(Data listing):
******************************
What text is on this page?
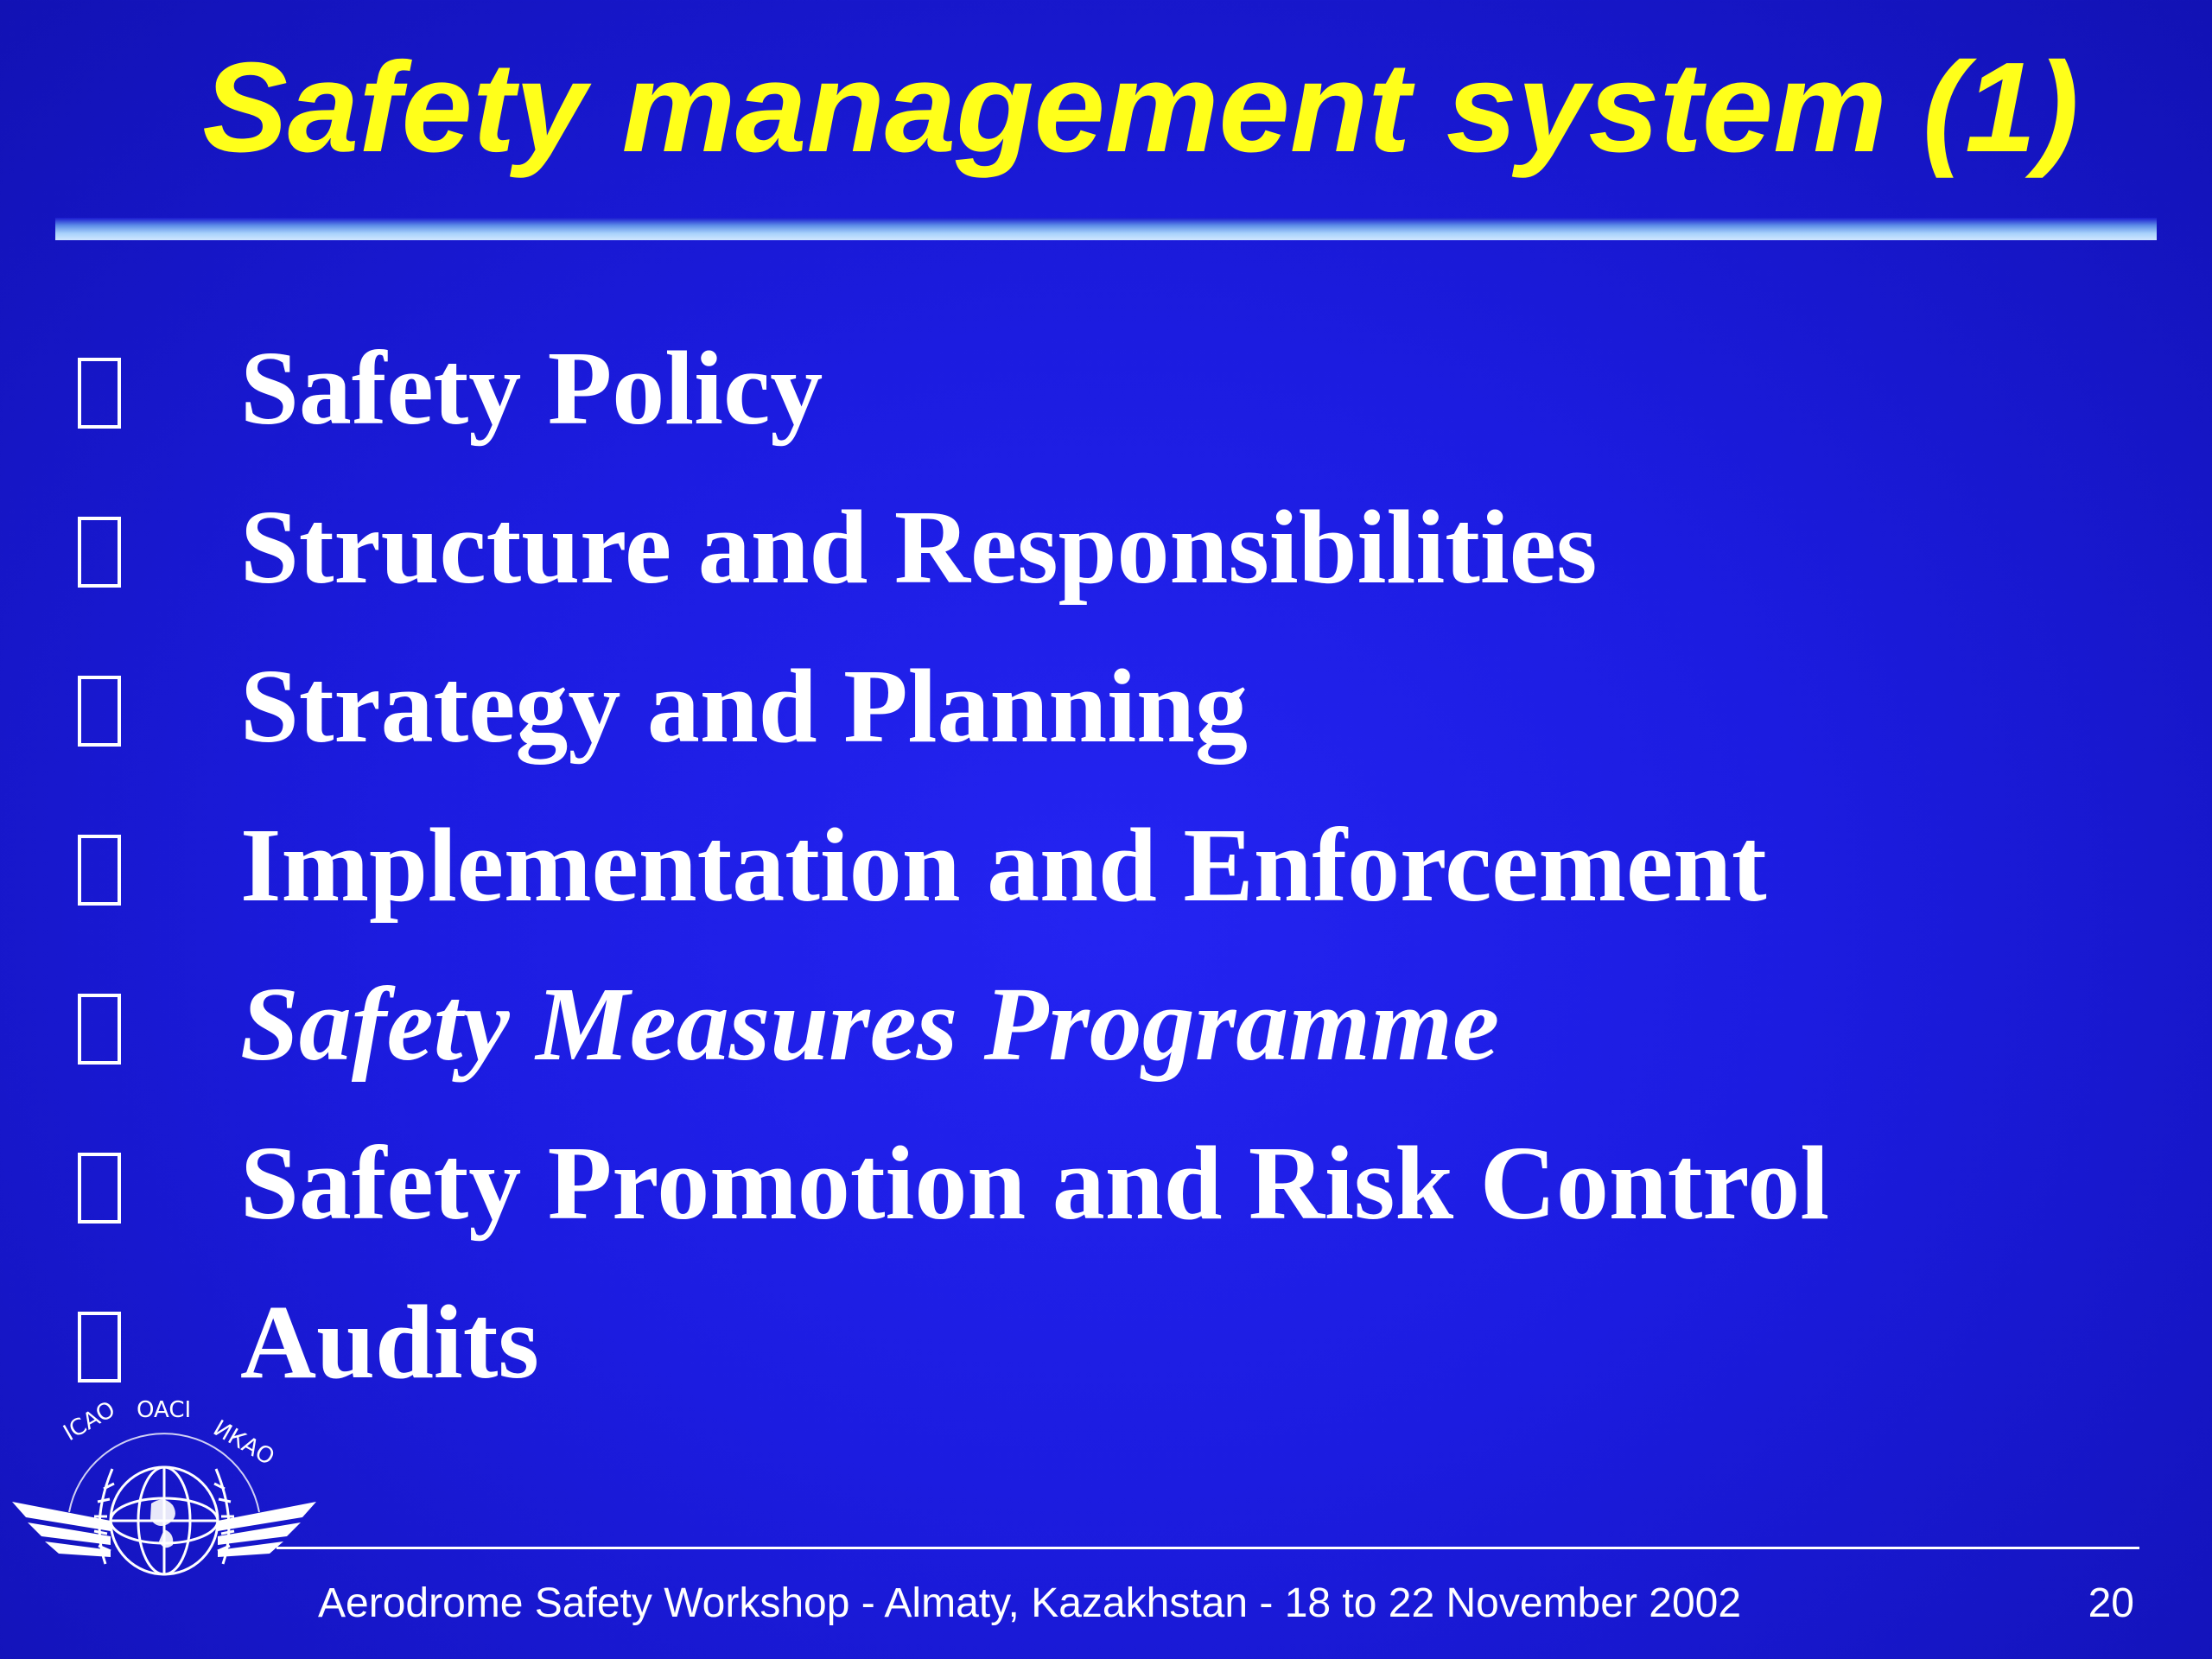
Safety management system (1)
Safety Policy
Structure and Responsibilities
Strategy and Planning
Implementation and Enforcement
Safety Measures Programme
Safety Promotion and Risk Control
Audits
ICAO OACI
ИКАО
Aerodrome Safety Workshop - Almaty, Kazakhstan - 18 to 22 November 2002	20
******************************
(What you have to do):
Show all lines from the data above in which the word "Safety" appears.

(Solution to the problem):
Safety management system (1)
Safety Policy
Safety Measures Programme
Safety Promotion and Risk Control
Aerodrome Safety Workshop - Almaty, Kazakhstan - 18 to 22 November 2002	20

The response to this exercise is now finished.